» What needs to be done
Rewrite all of the data below, putting "center branch" wherever "middle branch" appears and keeping every other character unchanged.

» Source records
########
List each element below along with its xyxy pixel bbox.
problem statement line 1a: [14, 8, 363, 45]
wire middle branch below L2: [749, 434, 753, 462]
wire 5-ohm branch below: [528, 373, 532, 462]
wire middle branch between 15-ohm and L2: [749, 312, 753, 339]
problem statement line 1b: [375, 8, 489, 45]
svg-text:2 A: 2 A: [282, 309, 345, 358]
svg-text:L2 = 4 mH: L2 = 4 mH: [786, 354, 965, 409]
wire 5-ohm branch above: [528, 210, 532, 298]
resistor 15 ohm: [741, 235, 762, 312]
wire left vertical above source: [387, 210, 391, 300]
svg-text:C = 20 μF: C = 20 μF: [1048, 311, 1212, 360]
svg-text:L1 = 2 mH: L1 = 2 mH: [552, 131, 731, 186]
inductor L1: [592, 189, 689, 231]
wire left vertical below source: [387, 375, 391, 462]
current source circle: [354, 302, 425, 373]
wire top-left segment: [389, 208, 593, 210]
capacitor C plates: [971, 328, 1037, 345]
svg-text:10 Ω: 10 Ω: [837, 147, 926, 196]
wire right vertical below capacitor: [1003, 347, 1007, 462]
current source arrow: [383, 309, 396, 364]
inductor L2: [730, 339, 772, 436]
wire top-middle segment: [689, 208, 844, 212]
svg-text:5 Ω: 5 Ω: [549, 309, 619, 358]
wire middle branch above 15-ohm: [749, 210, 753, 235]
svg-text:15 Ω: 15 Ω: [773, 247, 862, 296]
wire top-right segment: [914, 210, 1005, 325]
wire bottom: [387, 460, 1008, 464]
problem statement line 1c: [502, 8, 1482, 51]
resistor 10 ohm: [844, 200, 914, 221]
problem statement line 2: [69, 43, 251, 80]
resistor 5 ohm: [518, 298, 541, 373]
########
» The output
List each element below along with its xyxy pixel bbox.
problem statement line 1a: [14, 8, 363, 45]
wire center branch below L2: [749, 434, 753, 462]
wire 5-ohm branch below: [528, 373, 532, 462]
wire center branch between 15-ohm and L2: [749, 312, 753, 339]
problem statement line 1b: [375, 8, 489, 45]
svg-text:2 A: 2 A: [282, 309, 345, 358]
svg-text:L2 = 4 mH: L2 = 4 mH: [786, 354, 965, 409]
wire 5-ohm branch above: [528, 210, 532, 298]
resistor 15 ohm: [741, 235, 762, 312]
wire left vertical above source: [387, 210, 391, 300]
svg-text:C = 20 μF: C = 20 μF: [1048, 311, 1212, 360]
svg-text:L1 = 2 mH: L1 = 2 mH: [552, 131, 731, 186]
inductor L1: [592, 189, 689, 231]
wire left vertical below source: [387, 375, 391, 462]
current source circle: [354, 302, 425, 373]
wire top-left segment: [389, 208, 593, 210]
capacitor C plates: [971, 328, 1037, 345]
svg-text:10 Ω: 10 Ω: [837, 147, 926, 196]
wire right vertical below capacitor: [1003, 347, 1007, 462]
current source arrow: [383, 309, 396, 364]
inductor L2: [730, 339, 772, 436]
wire top-middle segment: [689, 208, 844, 212]
svg-text:5 Ω: 5 Ω: [549, 309, 619, 358]
wire center branch above 15-ohm: [749, 210, 753, 235]
svg-text:15 Ω: 15 Ω: [773, 247, 862, 296]
wire top-right segment: [914, 210, 1005, 325]
wire bottom: [387, 460, 1008, 464]
problem statement line 1c: [502, 8, 1482, 51]
resistor 10 ohm: [844, 200, 914, 221]
problem statement line 2: [69, 43, 251, 80]
resistor 5 ohm: [518, 298, 541, 373]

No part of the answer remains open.